**Problem statement**. Look over the lines below. Report each one that includes the string "droughtmonitor".

Entries taken from a collection:
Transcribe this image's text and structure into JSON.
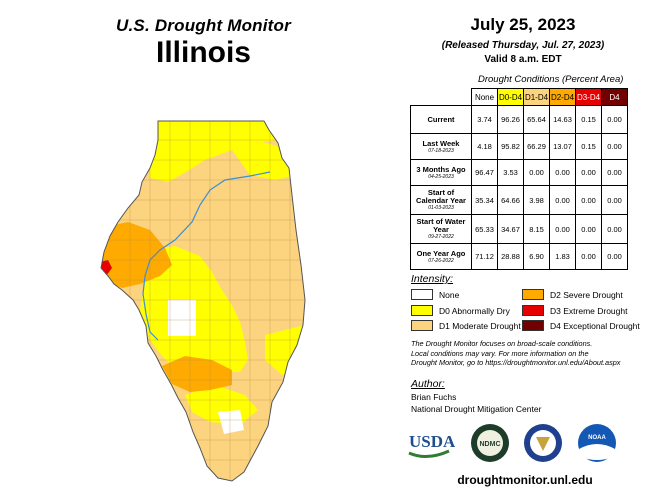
{
  "header": {
    "usdm_title": "U.S. Drought Monitor",
    "state": "Illinois",
    "date": "July 25, 2023",
    "released": "(Released Thursday, Jul. 27, 2023)",
    "valid": "Valid 8 a.m. EDT"
  },
  "table": {
    "caption": "Drought Conditions (Percent Area)",
    "columns": [
      {
        "label": "None",
        "color": "#ffffff"
      },
      {
        "label": "D0-D4",
        "color": "#ffff00"
      },
      {
        "label": "D1-D4",
        "color": "#fcd37f"
      },
      {
        "label": "D2-D4",
        "color": "#ffaa00"
      },
      {
        "label": "D3-D4",
        "color": "#e60000"
      },
      {
        "label": "D4",
        "color": "#730000"
      }
    ],
    "rows": [
      {
        "label": "Current",
        "sub": "",
        "values": [
          "3.74",
          "96.26",
          "65.64",
          "14.63",
          "0.15",
          "0.00"
        ]
      },
      {
        "label": "Last Week",
        "sub": "07-18-2023",
        "values": [
          "4.18",
          "95.82",
          "66.29",
          "13.07",
          "0.15",
          "0.00"
        ]
      },
      {
        "label": "3 Months Ago",
        "sub": "04-25-2023",
        "values": [
          "96.47",
          "3.53",
          "0.00",
          "0.00",
          "0.00",
          "0.00"
        ]
      },
      {
        "label": "Start of Calendar Year",
        "sub": "01-03-2023",
        "values": [
          "35.34",
          "64.66",
          "3.98",
          "0.00",
          "0.00",
          "0.00"
        ]
      },
      {
        "label": "Start of Water Year",
        "sub": "09-27-2022",
        "values": [
          "65.33",
          "34.67",
          "8.15",
          "0.00",
          "0.00",
          "0.00"
        ]
      },
      {
        "label": "One Year Ago",
        "sub": "07-26-2022",
        "values": [
          "71.12",
          "28.88",
          "6.90",
          "1.83",
          "0.00",
          "0.00"
        ]
      }
    ]
  },
  "legend": {
    "title": "Intensity:",
    "items": [
      {
        "label": "None",
        "color": "#ffffff"
      },
      {
        "label": "D0 Abnormally Dry",
        "color": "#ffff00"
      },
      {
        "label": "D1 Moderate Drought",
        "color": "#fcd37f"
      },
      {
        "label": "D2 Severe Drought",
        "color": "#ffaa00"
      },
      {
        "label": "D3 Extreme Drought",
        "color": "#e60000"
      },
      {
        "label": "D4 Exceptional Drought",
        "color": "#730000"
      }
    ]
  },
  "note": {
    "line1": "The Drought Monitor focuses on broad-scale conditions.",
    "line2": "Local conditions may vary. For more information on the",
    "line3": "Drought Monitor, go to https://droughtmonitor.unl.edu/About.aspx"
  },
  "author": {
    "title": "Author:",
    "name": "Brian Fuchs",
    "org": "National Drought Mitigation Center"
  },
  "logos": {
    "usda": "USDA",
    "ndmc": "NDMC",
    "noaa": "NOAA"
  },
  "website": "droughtmonitor.unl.edu"
}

**Completed exercise**.
    "line3": "Drought Monitor, go to https://droughtmonitor.unl.edu/About.aspx"
  "website": "droughtmonitor.unl.edu"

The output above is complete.